** begin Material supplied **

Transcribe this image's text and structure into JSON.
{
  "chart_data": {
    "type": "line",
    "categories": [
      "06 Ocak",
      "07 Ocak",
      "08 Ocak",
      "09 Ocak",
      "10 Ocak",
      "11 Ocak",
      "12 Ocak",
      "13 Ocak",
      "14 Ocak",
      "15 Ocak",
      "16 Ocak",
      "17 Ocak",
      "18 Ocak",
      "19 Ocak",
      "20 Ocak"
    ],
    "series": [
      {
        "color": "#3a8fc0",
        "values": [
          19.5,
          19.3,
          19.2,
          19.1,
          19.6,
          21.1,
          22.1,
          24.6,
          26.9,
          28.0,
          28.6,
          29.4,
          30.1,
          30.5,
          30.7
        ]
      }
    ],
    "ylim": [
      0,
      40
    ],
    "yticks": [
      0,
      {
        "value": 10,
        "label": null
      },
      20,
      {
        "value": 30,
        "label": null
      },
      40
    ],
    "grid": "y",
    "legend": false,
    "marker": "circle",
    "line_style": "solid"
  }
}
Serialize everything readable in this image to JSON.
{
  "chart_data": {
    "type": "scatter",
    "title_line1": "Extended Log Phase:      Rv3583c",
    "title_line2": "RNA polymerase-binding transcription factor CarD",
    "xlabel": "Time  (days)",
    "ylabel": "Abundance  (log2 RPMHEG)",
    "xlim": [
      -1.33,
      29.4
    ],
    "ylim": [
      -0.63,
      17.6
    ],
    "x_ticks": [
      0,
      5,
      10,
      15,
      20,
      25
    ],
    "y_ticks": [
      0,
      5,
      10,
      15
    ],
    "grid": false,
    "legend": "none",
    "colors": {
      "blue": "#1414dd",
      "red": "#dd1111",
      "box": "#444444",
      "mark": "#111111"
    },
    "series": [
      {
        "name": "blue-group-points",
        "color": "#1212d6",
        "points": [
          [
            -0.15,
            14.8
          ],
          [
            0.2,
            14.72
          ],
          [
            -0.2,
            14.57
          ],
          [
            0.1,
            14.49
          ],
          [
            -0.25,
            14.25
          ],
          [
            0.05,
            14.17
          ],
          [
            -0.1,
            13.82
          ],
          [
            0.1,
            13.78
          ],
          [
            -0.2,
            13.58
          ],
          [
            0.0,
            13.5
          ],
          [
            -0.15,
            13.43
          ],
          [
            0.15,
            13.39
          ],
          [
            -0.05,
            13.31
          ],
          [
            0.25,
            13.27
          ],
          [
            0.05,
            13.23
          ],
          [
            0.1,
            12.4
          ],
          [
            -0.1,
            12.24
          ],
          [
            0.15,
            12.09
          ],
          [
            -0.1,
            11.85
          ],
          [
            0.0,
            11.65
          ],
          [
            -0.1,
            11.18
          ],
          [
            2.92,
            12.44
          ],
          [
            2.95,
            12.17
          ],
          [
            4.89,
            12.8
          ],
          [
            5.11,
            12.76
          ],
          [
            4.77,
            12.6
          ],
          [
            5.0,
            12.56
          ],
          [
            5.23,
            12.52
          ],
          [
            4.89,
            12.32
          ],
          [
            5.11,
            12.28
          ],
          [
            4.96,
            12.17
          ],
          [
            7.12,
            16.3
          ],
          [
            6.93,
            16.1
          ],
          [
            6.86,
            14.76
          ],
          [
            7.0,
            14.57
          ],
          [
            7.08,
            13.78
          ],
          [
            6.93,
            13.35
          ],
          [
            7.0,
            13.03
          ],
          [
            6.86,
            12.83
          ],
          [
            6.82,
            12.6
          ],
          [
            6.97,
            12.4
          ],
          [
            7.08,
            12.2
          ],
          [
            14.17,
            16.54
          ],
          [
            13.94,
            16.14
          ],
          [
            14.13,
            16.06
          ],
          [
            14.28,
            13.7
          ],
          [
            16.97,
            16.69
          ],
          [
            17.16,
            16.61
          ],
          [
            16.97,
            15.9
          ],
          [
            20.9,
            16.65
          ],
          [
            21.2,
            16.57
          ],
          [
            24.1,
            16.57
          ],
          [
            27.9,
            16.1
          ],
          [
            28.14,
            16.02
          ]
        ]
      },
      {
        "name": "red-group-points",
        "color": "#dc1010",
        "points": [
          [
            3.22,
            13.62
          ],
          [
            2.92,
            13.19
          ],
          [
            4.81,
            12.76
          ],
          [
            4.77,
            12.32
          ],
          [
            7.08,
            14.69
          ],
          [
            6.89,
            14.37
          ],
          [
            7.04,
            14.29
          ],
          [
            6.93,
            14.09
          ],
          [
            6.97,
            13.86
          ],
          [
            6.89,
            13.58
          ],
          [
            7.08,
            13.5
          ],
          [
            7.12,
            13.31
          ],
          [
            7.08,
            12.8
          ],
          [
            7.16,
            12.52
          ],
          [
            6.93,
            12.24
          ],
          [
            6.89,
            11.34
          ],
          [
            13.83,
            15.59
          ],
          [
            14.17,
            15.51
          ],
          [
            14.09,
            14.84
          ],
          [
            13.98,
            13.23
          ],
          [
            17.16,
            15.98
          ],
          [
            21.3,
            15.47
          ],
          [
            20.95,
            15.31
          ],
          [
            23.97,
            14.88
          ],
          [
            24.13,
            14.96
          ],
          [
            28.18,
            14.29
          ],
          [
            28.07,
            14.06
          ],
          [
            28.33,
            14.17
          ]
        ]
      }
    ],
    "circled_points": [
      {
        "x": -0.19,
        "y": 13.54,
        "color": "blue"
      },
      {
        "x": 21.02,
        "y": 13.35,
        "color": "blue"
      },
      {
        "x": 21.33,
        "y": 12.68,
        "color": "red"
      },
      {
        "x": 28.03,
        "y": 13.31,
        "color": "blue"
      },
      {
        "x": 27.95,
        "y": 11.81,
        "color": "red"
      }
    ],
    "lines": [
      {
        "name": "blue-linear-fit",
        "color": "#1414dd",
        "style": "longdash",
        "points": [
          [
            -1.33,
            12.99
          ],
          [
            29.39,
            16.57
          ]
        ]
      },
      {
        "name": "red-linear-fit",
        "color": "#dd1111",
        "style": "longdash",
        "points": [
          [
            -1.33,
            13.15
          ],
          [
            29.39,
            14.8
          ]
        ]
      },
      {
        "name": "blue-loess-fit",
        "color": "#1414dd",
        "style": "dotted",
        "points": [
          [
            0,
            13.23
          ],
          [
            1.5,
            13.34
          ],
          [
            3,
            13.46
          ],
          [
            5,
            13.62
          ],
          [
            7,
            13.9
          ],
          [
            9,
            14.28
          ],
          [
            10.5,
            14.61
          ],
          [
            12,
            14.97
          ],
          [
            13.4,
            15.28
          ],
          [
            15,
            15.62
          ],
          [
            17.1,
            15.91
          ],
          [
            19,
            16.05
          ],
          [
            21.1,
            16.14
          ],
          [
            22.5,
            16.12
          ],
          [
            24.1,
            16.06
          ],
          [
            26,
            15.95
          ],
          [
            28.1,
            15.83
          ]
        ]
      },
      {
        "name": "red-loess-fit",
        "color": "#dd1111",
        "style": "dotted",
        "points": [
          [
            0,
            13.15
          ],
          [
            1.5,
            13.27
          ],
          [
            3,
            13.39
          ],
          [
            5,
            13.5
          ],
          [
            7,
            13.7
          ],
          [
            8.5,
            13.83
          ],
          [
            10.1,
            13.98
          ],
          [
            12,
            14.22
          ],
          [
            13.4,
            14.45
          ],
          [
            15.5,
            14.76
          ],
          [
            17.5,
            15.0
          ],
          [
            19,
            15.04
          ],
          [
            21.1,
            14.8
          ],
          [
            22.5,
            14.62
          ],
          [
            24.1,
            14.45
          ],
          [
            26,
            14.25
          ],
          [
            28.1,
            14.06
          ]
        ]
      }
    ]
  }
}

** end Material supplied **

§ What is required
Reply with nothing but the number of lines in the data above that contain "image".

§ Result of this exercise
2